▶ Given request: Repeat all entries exactly.

— start —

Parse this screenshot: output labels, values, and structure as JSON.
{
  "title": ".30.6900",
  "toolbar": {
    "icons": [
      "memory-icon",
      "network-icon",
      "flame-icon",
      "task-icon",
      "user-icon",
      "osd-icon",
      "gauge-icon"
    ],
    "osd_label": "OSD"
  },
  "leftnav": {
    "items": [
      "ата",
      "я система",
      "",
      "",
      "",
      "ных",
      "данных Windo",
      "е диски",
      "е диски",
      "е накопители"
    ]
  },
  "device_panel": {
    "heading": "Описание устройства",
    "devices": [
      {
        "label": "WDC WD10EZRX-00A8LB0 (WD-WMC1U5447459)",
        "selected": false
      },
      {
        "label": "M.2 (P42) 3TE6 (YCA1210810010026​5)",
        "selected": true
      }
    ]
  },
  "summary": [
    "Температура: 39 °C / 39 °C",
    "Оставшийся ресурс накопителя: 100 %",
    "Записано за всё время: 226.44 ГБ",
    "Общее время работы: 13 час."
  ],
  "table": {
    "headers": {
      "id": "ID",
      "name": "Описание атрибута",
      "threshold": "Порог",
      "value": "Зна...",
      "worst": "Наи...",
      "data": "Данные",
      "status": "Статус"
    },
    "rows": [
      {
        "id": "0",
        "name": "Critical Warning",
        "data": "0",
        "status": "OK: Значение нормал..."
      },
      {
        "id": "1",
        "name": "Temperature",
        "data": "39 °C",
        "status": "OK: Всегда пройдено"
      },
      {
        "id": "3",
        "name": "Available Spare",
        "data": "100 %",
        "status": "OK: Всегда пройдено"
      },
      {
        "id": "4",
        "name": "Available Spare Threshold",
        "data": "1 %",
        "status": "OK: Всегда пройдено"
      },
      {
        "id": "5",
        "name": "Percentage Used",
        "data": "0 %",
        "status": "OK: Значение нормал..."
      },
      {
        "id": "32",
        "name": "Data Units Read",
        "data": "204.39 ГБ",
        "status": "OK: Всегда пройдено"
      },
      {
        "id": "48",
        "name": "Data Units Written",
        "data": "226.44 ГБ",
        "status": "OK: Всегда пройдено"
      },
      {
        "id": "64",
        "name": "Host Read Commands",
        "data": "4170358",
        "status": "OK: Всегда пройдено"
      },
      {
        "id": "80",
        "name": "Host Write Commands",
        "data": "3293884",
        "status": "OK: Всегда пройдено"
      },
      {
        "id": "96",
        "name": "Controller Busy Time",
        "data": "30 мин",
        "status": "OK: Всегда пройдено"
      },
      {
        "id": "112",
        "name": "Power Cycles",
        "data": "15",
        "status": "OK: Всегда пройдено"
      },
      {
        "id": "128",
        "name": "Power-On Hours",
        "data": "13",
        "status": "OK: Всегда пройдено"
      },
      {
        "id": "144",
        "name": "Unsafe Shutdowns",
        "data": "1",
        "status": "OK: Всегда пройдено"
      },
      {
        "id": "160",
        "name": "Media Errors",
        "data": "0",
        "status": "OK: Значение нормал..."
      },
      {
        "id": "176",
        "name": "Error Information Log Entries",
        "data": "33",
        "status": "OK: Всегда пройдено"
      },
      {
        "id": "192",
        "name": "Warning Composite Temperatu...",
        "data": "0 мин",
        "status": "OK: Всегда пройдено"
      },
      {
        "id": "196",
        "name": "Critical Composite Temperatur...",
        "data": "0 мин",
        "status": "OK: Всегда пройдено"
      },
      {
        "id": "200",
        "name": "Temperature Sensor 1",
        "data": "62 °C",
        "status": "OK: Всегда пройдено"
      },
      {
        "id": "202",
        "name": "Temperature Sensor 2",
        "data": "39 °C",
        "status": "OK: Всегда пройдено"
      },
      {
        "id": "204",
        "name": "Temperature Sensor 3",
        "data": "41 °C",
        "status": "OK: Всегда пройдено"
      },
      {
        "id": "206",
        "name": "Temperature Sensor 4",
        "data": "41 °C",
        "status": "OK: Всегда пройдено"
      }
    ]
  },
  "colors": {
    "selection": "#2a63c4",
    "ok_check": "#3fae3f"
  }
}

— end —

▶ Solution:
Parse this screenshot: output labels, values, and structure as JSON.
{
  "title": ".30.6900",
  "toolbar": {
    "icons": [
      "memory-icon",
      "network-icon",
      "flame-icon",
      "task-icon",
      "user-icon",
      "osd-icon",
      "gauge-icon"
    ],
    "osd_label": "OSD"
  },
  "leftnav": {
    "items": [
      "ата",
      "я система",
      "",
      "",
      "",
      "ных",
      "данных Windo",
      "е диски",
      "е диски",
      "е накопители"
    ]
  },
  "device_panel": {
    "heading": "Описание устройства",
    "devices": [
      {
        "label": "WDC WD10EZRX-00A8LB0 (WD-WMC1U5447459)",
        "selected": false
      },
      {
        "label": "M.2 (P42) 3TE6 (YCA1210810010026​5)",
        "selected": true
      }
    ]
  },
  "summary": [
    "Температура: 39 °C / 39 °C",
    "Оставшийся ресурс накопителя: 100 %",
    "Записано за всё время: 226.44 ГБ",
    "Общее время работы: 13 час."
  ],
  "table": {
    "headers": {
      "id": "ID",
      "name": "Описание атрибута",
      "threshold": "Порог",
      "value": "Зна...",
      "worst": "Наи...",
      "data": "Данные",
      "status": "Статус"
    },
    "rows": [
      {
        "id": "0",
        "name": "Critical Warning",
        "data": "0",
        "status": "OK: Значение нормал..."
      },
      {
        "id": "1",
        "name": "Temperature",
        "data": "39 °C",
        "status": "OK: Всегда пройдено"
      },
      {
        "id": "3",
        "name": "Available Spare",
        "data": "100 %",
        "status": "OK: Всегда пройдено"
      },
      {
        "id": "4",
        "name": "Available Spare Threshold",
        "data": "1 %",
        "status": "OK: Всегда пройдено"
      },
      {
        "id": "5",
        "name": "Percentage Used",
        "data": "0 %",
        "status": "OK: Значение нормал..."
      },
      {
        "id": "32",
        "name": "Data Units Read",
        "data": "204.39 ГБ",
        "status": "OK: Всегда пройдено"
      },
      {
        "id": "48",
        "name": "Data Units Written",
        "data": "226.44 ГБ",
        "status": "OK: Всегда пройдено"
      },
      {
        "id": "64",
        "name": "Host Read Commands",
        "data": "4170358",
        "status": "OK: Всегда пройдено"
      },
      {
        "id": "80",
        "name": "Host Write Commands",
        "data": "3293884",
        "status": "OK: Всегда пройдено"
      },
      {
        "id": "96",
        "name": "Controller Busy Time",
        "data": "30 мин",
        "status": "OK: Всегда пройдено"
      },
      {
        "id": "112",
        "name": "Power Cycles",
        "data": "15",
        "status": "OK: Всегда пройдено"
      },
      {
        "id": "128",
        "name": "Power-On Hours",
        "data": "13",
        "status": "OK: Всегда пройдено"
      },
      {
        "id": "144",
        "name": "Unsafe Shutdowns",
        "data": "1",
        "status": "OK: Всегда пройдено"
      },
      {
        "id": "160",
        "name": "Media Errors",
        "data": "0",
        "status": "OK: Значение нормал..."
      },
      {
        "id": "176",
        "name": "Error Information Log Entries",
        "data": "33",
        "status": "OK: Всегда пройдено"
      },
      {
        "id": "192",
        "name": "Warning Composite Temperatu...",
        "data": "0 мин",
        "status": "OK: Всегда пройдено"
      },
      {
        "id": "196",
        "name": "Critical Composite Temperatur...",
        "data": "0 мин",
        "status": "OK: Всегда пройдено"
      },
      {
        "id": "200",
        "name": "Temperature Sensor 1",
        "data": "62 °C",
        "status": "OK: Всегда пройдено"
      },
      {
        "id": "202",
        "name": "Temperature Sensor 2",
        "data": "39 °C",
        "status": "OK: Всегда пройдено"
      },
      {
        "id": "204",
        "name": "Temperature Sensor 3",
        "data": "41 °C",
        "status": "OK: Всегда пройдено"
      },
      {
        "id": "206",
        "name": "Temperature Sensor 4",
        "data": "41 °C",
        "status": "OK: Всегда пройдено"
      }
    ]
  },
  "colors": {
    "selection": "#2a63c4",
    "ok_check": "#3fae3f"
  }
}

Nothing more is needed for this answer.